#### EXERCISE DESCRIPTION
Select and reproduce each line of the listing below that bears the string "this".

#### Excerpt from a dataset
★ ★ ★ ★ ★ ★ ★
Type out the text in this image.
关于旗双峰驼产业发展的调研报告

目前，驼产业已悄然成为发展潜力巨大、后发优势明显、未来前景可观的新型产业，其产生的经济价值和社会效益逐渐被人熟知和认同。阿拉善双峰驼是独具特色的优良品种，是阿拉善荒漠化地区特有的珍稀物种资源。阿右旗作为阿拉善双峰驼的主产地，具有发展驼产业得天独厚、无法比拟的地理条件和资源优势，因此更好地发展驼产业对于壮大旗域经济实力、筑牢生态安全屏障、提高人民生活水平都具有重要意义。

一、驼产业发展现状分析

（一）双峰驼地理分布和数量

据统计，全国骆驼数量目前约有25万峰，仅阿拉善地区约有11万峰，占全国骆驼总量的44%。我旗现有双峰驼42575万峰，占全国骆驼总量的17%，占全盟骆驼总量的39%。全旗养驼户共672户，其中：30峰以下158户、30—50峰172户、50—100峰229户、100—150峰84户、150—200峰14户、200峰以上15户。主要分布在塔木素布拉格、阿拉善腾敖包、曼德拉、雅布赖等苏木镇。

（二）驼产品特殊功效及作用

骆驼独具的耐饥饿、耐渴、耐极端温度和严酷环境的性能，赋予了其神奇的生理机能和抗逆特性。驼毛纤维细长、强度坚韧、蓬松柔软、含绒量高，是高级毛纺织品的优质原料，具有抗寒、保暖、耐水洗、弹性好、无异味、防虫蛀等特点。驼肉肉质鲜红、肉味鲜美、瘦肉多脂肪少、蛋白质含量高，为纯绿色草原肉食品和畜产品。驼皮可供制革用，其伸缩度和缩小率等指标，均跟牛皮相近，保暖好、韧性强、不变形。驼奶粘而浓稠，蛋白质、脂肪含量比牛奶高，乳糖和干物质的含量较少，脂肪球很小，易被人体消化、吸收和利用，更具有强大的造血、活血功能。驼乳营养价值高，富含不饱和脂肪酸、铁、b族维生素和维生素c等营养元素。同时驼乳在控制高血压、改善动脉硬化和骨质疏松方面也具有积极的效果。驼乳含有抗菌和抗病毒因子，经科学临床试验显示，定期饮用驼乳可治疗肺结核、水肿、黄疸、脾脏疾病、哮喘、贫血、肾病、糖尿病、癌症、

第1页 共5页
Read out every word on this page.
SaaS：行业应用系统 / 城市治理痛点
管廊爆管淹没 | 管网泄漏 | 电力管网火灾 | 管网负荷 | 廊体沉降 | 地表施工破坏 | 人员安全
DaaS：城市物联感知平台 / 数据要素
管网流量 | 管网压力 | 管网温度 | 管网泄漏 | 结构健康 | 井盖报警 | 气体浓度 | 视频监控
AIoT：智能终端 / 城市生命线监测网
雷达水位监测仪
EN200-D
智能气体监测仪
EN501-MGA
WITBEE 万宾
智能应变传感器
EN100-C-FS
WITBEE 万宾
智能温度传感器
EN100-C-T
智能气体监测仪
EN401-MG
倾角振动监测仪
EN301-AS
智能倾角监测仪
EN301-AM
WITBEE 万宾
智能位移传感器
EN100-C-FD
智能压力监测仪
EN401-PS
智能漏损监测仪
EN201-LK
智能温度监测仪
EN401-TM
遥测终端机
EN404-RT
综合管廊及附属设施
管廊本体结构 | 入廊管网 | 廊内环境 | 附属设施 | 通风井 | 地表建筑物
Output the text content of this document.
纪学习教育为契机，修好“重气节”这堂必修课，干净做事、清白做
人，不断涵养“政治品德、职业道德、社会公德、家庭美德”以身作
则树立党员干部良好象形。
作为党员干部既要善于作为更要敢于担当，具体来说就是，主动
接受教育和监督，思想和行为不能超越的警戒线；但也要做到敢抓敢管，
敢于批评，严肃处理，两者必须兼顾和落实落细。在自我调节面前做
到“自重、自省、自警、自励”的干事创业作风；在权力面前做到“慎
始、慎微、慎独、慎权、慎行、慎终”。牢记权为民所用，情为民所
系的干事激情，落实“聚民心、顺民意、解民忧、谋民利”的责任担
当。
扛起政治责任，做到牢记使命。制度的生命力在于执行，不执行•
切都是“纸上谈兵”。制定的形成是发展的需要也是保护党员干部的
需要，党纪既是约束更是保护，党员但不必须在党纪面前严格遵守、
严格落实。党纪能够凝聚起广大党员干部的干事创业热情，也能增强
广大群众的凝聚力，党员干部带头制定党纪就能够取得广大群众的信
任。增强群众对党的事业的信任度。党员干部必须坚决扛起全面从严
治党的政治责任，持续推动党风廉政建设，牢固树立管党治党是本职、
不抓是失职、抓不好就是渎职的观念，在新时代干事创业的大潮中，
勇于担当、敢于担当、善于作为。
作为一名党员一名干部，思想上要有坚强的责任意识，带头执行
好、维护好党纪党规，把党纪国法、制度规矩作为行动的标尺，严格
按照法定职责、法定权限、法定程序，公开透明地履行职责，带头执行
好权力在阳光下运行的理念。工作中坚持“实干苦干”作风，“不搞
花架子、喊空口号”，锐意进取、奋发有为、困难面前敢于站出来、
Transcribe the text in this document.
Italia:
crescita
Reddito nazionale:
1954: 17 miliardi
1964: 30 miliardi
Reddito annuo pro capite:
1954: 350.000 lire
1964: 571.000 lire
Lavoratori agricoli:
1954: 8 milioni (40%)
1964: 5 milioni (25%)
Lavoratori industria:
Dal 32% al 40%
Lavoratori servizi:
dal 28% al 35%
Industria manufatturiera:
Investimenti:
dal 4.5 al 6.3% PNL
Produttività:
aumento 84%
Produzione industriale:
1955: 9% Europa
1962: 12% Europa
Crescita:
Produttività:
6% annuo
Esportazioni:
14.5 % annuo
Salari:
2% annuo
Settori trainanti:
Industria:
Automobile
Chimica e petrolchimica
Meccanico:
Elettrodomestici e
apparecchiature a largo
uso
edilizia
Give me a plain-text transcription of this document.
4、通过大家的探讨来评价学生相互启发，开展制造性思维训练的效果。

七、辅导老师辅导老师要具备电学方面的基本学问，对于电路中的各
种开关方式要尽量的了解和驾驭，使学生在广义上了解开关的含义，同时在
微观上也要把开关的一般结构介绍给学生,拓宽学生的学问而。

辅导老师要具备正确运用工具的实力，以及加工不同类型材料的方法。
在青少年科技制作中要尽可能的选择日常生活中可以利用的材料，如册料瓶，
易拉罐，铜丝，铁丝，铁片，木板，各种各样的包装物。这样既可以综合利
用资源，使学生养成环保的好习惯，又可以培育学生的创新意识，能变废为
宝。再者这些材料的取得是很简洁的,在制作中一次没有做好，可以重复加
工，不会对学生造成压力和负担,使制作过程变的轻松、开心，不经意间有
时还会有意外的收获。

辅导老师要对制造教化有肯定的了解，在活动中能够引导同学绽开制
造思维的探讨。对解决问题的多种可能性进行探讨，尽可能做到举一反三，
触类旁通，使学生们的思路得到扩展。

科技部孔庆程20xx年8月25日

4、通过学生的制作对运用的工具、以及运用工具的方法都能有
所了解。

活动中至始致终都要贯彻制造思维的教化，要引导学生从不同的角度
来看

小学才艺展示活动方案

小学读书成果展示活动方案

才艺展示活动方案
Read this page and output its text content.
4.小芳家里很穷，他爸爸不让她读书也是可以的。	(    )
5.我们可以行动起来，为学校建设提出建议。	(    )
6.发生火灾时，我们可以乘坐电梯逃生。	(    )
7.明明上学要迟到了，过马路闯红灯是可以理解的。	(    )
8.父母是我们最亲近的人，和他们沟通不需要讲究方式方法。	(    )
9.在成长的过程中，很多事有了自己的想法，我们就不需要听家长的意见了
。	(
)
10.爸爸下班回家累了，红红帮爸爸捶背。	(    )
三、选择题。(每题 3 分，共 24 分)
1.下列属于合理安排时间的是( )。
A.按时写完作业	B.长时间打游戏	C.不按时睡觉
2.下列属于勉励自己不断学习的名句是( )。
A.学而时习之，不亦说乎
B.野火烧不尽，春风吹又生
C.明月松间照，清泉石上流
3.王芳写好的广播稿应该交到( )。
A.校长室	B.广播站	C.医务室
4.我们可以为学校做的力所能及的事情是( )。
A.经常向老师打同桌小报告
★ ★ ★ ★ ★ ★ ★
#### RESPONSE TO THE TASK
Type out the text in this image.
Read out every word on this page.
Output the text content of this document.
Transcribe the text in this document.
Give me a plain-text transcription of this document.
Read this page and output its text content.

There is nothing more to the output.